- TASK REQUIREMENTS:
What follows is a listing. Return every line of it exactly.

- DATASET CONTENT:
────

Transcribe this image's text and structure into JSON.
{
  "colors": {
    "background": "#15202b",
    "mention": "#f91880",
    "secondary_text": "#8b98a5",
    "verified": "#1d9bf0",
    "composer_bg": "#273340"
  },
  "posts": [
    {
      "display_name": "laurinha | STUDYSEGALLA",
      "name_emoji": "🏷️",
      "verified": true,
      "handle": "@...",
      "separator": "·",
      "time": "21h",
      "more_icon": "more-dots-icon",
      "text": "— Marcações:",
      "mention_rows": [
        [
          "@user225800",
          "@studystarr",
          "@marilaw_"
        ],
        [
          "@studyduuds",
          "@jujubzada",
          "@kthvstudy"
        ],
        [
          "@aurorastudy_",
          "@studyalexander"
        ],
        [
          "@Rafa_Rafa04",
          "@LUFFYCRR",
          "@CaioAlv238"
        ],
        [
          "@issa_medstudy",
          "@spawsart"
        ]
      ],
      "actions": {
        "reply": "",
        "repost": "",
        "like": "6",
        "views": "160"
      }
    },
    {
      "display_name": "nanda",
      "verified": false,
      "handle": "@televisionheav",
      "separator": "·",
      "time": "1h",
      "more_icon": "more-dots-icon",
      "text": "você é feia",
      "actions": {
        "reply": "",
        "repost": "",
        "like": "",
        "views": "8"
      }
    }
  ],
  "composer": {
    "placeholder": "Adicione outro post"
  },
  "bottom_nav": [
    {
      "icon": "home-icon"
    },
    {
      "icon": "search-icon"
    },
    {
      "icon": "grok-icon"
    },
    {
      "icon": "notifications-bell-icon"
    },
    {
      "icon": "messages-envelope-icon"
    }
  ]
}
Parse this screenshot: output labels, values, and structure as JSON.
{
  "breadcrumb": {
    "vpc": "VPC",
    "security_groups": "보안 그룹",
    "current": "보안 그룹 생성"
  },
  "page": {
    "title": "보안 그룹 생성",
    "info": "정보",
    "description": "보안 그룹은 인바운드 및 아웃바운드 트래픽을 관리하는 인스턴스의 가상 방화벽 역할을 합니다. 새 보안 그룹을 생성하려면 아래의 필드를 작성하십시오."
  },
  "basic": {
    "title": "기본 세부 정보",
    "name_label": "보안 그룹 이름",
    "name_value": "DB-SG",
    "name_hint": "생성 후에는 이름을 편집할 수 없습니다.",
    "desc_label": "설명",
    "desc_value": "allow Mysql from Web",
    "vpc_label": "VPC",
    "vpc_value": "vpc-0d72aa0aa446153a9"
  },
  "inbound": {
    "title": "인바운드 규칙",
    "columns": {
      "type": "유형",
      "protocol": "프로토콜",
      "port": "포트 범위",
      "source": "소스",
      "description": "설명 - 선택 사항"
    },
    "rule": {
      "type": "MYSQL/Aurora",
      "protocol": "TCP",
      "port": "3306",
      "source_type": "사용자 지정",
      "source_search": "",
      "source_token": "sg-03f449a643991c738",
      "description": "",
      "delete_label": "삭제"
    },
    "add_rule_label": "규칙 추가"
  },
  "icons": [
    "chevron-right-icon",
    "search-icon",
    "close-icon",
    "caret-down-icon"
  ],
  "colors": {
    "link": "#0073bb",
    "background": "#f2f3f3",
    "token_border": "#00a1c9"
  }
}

────

- EXPECTED ANSWER:
Transcribe this image's text and structure into JSON.
{
  "colors": {
    "background": "#15202b",
    "mention": "#f91880",
    "secondary_text": "#8b98a5",
    "verified": "#1d9bf0",
    "composer_bg": "#273340"
  },
  "posts": [
    {
      "display_name": "laurinha | STUDYSEGALLA",
      "name_emoji": "🏷️",
      "verified": true,
      "handle": "@...",
      "separator": "·",
      "time": "21h",
      "more_icon": "more-dots-icon",
      "text": "— Marcações:",
      "mention_rows": [
        [
          "@user225800",
          "@studystarr",
          "@marilaw_"
        ],
        [
          "@studyduuds",
          "@jujubzada",
          "@kthvstudy"
        ],
        [
          "@aurorastudy_",
          "@studyalexander"
        ],
        [
          "@Rafa_Rafa04",
          "@LUFFYCRR",
          "@CaioAlv238"
        ],
        [
          "@issa_medstudy",
          "@spawsart"
        ]
      ],
      "actions": {
        "reply": "",
        "repost": "",
        "like": "6",
        "views": "160"
      }
    },
    {
      "display_name": "nanda",
      "verified": false,
      "handle": "@televisionheav",
      "separator": "·",
      "time": "1h",
      "more_icon": "more-dots-icon",
      "text": "você é feia",
      "actions": {
        "reply": "",
        "repost": "",
        "like": "",
        "views": "8"
      }
    }
  ],
  "composer": {
    "placeholder": "Adicione outro post"
  },
  "bottom_nav": [
    {
      "icon": "home-icon"
    },
    {
      "icon": "search-icon"
    },
    {
      "icon": "grok-icon"
    },
    {
      "icon": "notifications-bell-icon"
    },
    {
      "icon": "messages-envelope-icon"
    }
  ]
}
Parse this screenshot: output labels, values, and structure as JSON.
{
  "breadcrumb": {
    "vpc": "VPC",
    "security_groups": "보안 그룹",
    "current": "보안 그룹 생성"
  },
  "page": {
    "title": "보안 그룹 생성",
    "info": "정보",
    "description": "보안 그룹은 인바운드 및 아웃바운드 트래픽을 관리하는 인스턴스의 가상 방화벽 역할을 합니다. 새 보안 그룹을 생성하려면 아래의 필드를 작성하십시오."
  },
  "basic": {
    "title": "기본 세부 정보",
    "name_label": "보안 그룹 이름",
    "name_value": "DB-SG",
    "name_hint": "생성 후에는 이름을 편집할 수 없습니다.",
    "desc_label": "설명",
    "desc_value": "allow Mysql from Web",
    "vpc_label": "VPC",
    "vpc_value": "vpc-0d72aa0aa446153a9"
  },
  "inbound": {
    "title": "인바운드 규칙",
    "columns": {
      "type": "유형",
      "protocol": "프로토콜",
      "port": "포트 범위",
      "source": "소스",
      "description": "설명 - 선택 사항"
    },
    "rule": {
      "type": "MYSQL/Aurora",
      "protocol": "TCP",
      "port": "3306",
      "source_type": "사용자 지정",
      "source_search": "",
      "source_token": "sg-03f449a643991c738",
      "description": "",
      "delete_label": "삭제"
    },
    "add_rule_label": "규칙 추가"
  },
  "icons": [
    "chevron-right-icon",
    "search-icon",
    "close-icon",
    "caret-down-icon"
  ],
  "colors": {
    "link": "#0073bb",
    "background": "#f2f3f3",
    "token_border": "#00a1c9"
  }
}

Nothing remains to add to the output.